— start Exercise material —

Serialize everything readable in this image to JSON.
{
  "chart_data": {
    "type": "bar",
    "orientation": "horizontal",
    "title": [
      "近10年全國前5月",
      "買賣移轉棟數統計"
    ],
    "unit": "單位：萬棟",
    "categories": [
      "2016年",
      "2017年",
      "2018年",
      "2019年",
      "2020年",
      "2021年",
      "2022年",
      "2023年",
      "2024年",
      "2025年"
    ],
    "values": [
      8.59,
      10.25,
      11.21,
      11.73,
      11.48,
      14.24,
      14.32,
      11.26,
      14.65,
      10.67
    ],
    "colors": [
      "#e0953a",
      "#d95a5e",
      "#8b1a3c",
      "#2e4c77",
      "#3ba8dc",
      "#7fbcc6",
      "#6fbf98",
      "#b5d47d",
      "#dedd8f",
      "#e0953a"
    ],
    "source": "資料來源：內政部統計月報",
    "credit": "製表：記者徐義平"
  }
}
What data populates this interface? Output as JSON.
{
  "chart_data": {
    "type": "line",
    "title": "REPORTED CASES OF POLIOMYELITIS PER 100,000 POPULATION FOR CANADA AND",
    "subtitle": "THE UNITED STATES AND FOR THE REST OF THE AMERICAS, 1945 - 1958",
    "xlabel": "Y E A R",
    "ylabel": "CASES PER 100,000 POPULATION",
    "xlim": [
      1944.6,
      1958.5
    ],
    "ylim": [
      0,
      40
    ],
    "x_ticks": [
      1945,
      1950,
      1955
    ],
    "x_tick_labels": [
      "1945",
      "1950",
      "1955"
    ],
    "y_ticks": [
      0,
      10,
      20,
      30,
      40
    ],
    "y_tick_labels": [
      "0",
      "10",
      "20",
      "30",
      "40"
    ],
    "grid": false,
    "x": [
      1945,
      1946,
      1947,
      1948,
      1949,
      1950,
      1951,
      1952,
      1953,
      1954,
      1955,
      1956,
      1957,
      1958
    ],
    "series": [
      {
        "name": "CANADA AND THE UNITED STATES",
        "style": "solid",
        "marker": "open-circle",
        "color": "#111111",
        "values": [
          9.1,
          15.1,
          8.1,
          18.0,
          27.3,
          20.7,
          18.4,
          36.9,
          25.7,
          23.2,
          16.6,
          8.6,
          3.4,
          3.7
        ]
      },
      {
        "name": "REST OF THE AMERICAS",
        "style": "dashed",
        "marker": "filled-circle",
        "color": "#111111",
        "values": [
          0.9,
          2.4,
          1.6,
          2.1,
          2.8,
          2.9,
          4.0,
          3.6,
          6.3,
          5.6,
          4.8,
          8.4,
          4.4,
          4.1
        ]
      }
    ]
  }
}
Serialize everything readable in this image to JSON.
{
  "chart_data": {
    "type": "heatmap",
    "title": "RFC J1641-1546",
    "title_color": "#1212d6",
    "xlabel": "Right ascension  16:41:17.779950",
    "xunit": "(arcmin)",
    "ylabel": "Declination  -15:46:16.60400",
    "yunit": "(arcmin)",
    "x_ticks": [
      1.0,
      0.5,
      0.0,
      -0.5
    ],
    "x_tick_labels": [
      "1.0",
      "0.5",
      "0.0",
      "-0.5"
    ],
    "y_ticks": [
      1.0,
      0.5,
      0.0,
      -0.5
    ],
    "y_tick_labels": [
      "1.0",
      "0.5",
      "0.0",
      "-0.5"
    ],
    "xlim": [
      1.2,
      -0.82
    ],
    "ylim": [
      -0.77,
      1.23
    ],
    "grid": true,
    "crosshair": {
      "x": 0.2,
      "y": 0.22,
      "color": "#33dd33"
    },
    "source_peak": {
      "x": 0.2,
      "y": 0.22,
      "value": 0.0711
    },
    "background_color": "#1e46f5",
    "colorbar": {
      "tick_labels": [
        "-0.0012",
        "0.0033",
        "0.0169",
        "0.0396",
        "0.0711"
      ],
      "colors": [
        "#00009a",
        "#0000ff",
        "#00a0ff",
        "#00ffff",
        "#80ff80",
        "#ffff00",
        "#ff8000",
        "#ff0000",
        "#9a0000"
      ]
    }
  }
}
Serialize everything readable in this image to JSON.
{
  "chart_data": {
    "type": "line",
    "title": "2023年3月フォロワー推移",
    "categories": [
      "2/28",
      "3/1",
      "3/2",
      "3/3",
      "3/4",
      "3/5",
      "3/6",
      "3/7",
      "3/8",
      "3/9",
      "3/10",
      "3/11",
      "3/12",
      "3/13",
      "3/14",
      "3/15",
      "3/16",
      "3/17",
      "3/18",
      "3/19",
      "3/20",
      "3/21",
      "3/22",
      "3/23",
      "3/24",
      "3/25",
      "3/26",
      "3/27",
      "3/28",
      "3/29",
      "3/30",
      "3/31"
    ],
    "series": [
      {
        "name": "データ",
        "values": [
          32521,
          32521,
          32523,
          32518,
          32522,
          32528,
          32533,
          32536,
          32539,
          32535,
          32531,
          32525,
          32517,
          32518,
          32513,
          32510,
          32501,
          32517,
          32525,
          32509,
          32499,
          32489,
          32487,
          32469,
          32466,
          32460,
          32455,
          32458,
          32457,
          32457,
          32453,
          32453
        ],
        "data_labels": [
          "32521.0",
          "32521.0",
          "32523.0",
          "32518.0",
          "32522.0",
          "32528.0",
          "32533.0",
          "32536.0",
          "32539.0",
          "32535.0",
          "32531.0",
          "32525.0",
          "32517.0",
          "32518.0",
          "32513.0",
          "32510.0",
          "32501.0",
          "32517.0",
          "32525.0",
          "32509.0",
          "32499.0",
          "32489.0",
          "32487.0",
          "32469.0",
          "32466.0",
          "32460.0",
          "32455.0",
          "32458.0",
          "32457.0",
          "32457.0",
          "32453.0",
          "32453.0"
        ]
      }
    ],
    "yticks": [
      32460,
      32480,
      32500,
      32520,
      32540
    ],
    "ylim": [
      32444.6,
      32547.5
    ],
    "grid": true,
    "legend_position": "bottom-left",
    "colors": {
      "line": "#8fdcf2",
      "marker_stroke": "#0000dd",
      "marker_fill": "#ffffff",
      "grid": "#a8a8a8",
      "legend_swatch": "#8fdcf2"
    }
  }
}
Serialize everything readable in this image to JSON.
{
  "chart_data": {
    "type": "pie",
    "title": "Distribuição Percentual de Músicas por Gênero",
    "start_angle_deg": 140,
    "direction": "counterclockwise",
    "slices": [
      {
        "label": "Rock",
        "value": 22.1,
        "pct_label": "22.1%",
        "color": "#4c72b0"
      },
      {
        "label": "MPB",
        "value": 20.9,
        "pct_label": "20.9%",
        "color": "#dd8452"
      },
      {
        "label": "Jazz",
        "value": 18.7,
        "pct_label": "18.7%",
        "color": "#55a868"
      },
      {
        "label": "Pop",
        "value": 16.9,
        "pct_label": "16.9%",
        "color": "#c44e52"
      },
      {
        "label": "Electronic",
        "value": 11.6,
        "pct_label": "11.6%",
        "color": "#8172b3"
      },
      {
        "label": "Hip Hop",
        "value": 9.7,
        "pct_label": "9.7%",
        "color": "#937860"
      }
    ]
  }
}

— end Exercise material —

What is expected: Repeat every record, exactly as written.

Solution for this task:
Serialize everything readable in this image to JSON.
{
  "chart_data": {
    "type": "bar",
    "orientation": "horizontal",
    "title": [
      "近10年全國前5月",
      "買賣移轉棟數統計"
    ],
    "unit": "單位：萬棟",
    "categories": [
      "2016年",
      "2017年",
      "2018年",
      "2019年",
      "2020年",
      "2021年",
      "2022年",
      "2023年",
      "2024年",
      "2025年"
    ],
    "values": [
      8.59,
      10.25,
      11.21,
      11.73,
      11.48,
      14.24,
      14.32,
      11.26,
      14.65,
      10.67
    ],
    "colors": [
      "#e0953a",
      "#d95a5e",
      "#8b1a3c",
      "#2e4c77",
      "#3ba8dc",
      "#7fbcc6",
      "#6fbf98",
      "#b5d47d",
      "#dedd8f",
      "#e0953a"
    ],
    "source": "資料來源：內政部統計月報",
    "credit": "製表：記者徐義平"
  }
}
What data populates this interface? Output as JSON.
{
  "chart_data": {
    "type": "line",
    "title": "REPORTED CASES OF POLIOMYELITIS PER 100,000 POPULATION FOR CANADA AND",
    "subtitle": "THE UNITED STATES AND FOR THE REST OF THE AMERICAS, 1945 - 1958",
    "xlabel": "Y E A R",
    "ylabel": "CASES PER 100,000 POPULATION",
    "xlim": [
      1944.6,
      1958.5
    ],
    "ylim": [
      0,
      40
    ],
    "x_ticks": [
      1945,
      1950,
      1955
    ],
    "x_tick_labels": [
      "1945",
      "1950",
      "1955"
    ],
    "y_ticks": [
      0,
      10,
      20,
      30,
      40
    ],
    "y_tick_labels": [
      "0",
      "10",
      "20",
      "30",
      "40"
    ],
    "grid": false,
    "x": [
      1945,
      1946,
      1947,
      1948,
      1949,
      1950,
      1951,
      1952,
      1953,
      1954,
      1955,
      1956,
      1957,
      1958
    ],
    "series": [
      {
        "name": "CANADA AND THE UNITED STATES",
        "style": "solid",
        "marker": "open-circle",
        "color": "#111111",
        "values": [
          9.1,
          15.1,
          8.1,
          18.0,
          27.3,
          20.7,
          18.4,
          36.9,
          25.7,
          23.2,
          16.6,
          8.6,
          3.4,
          3.7
        ]
      },
      {
        "name": "REST OF THE AMERICAS",
        "style": "dashed",
        "marker": "filled-circle",
        "color": "#111111",
        "values": [
          0.9,
          2.4,
          1.6,
          2.1,
          2.8,
          2.9,
          4.0,
          3.6,
          6.3,
          5.6,
          4.8,
          8.4,
          4.4,
          4.1
        ]
      }
    ]
  }
}
Serialize everything readable in this image to JSON.
{
  "chart_data": {
    "type": "heatmap",
    "title": "RFC J1641-1546",
    "title_color": "#1212d6",
    "xlabel": "Right ascension  16:41:17.779950",
    "xunit": "(arcmin)",
    "ylabel": "Declination  -15:46:16.60400",
    "yunit": "(arcmin)",
    "x_ticks": [
      1.0,
      0.5,
      0.0,
      -0.5
    ],
    "x_tick_labels": [
      "1.0",
      "0.5",
      "0.0",
      "-0.5"
    ],
    "y_ticks": [
      1.0,
      0.5,
      0.0,
      -0.5
    ],
    "y_tick_labels": [
      "1.0",
      "0.5",
      "0.0",
      "-0.5"
    ],
    "xlim": [
      1.2,
      -0.82
    ],
    "ylim": [
      -0.77,
      1.23
    ],
    "grid": true,
    "crosshair": {
      "x": 0.2,
      "y": 0.22,
      "color": "#33dd33"
    },
    "source_peak": {
      "x": 0.2,
      "y": 0.22,
      "value": 0.0711
    },
    "background_color": "#1e46f5",
    "colorbar": {
      "tick_labels": [
        "-0.0012",
        "0.0033",
        "0.0169",
        "0.0396",
        "0.0711"
      ],
      "colors": [
        "#00009a",
        "#0000ff",
        "#00a0ff",
        "#00ffff",
        "#80ff80",
        "#ffff00",
        "#ff8000",
        "#ff0000",
        "#9a0000"
      ]
    }
  }
}
Serialize everything readable in this image to JSON.
{
  "chart_data": {
    "type": "line",
    "title": "2023年3月フォロワー推移",
    "categories": [
      "2/28",
      "3/1",
      "3/2",
      "3/3",
      "3/4",
      "3/5",
      "3/6",
      "3/7",
      "3/8",
      "3/9",
      "3/10",
      "3/11",
      "3/12",
      "3/13",
      "3/14",
      "3/15",
      "3/16",
      "3/17",
      "3/18",
      "3/19",
      "3/20",
      "3/21",
      "3/22",
      "3/23",
      "3/24",
      "3/25",
      "3/26",
      "3/27",
      "3/28",
      "3/29",
      "3/30",
      "3/31"
    ],
    "series": [
      {
        "name": "データ",
        "values": [
          32521,
          32521,
          32523,
          32518,
          32522,
          32528,
          32533,
          32536,
          32539,
          32535,
          32531,
          32525,
          32517,
          32518,
          32513,
          32510,
          32501,
          32517,
          32525,
          32509,
          32499,
          32489,
          32487,
          32469,
          32466,
          32460,
          32455,
          32458,
          32457,
          32457,
          32453,
          32453
        ],
        "data_labels": [
          "32521.0",
          "32521.0",
          "32523.0",
          "32518.0",
          "32522.0",
          "32528.0",
          "32533.0",
          "32536.0",
          "32539.0",
          "32535.0",
          "32531.0",
          "32525.0",
          "32517.0",
          "32518.0",
          "32513.0",
          "32510.0",
          "32501.0",
          "32517.0",
          "32525.0",
          "32509.0",
          "32499.0",
          "32489.0",
          "32487.0",
          "32469.0",
          "32466.0",
          "32460.0",
          "32455.0",
          "32458.0",
          "32457.0",
          "32457.0",
          "32453.0",
          "32453.0"
        ]
      }
    ],
    "yticks": [
      32460,
      32480,
      32500,
      32520,
      32540
    ],
    "ylim": [
      32444.6,
      32547.5
    ],
    "grid": true,
    "legend_position": "bottom-left",
    "colors": {
      "line": "#8fdcf2",
      "marker_stroke": "#0000dd",
      "marker_fill": "#ffffff",
      "grid": "#a8a8a8",
      "legend_swatch": "#8fdcf2"
    }
  }
}
Serialize everything readable in this image to JSON.
{
  "chart_data": {
    "type": "pie",
    "title": "Distribuição Percentual de Músicas por Gênero",
    "start_angle_deg": 140,
    "direction": "counterclockwise",
    "slices": [
      {
        "label": "Rock",
        "value": 22.1,
        "pct_label": "22.1%",
        "color": "#4c72b0"
      },
      {
        "label": "MPB",
        "value": 20.9,
        "pct_label": "20.9%",
        "color": "#dd8452"
      },
      {
        "label": "Jazz",
        "value": 18.7,
        "pct_label": "18.7%",
        "color": "#55a868"
      },
      {
        "label": "Pop",
        "value": 16.9,
        "pct_label": "16.9%",
        "color": "#c44e52"
      },
      {
        "label": "Electronic",
        "value": 11.6,
        "pct_label": "11.6%",
        "color": "#8172b3"
      },
      {
        "label": "Hip Hop",
        "value": 9.7,
        "pct_label": "9.7%",
        "color": "#937860"
      }
    ]
  }
}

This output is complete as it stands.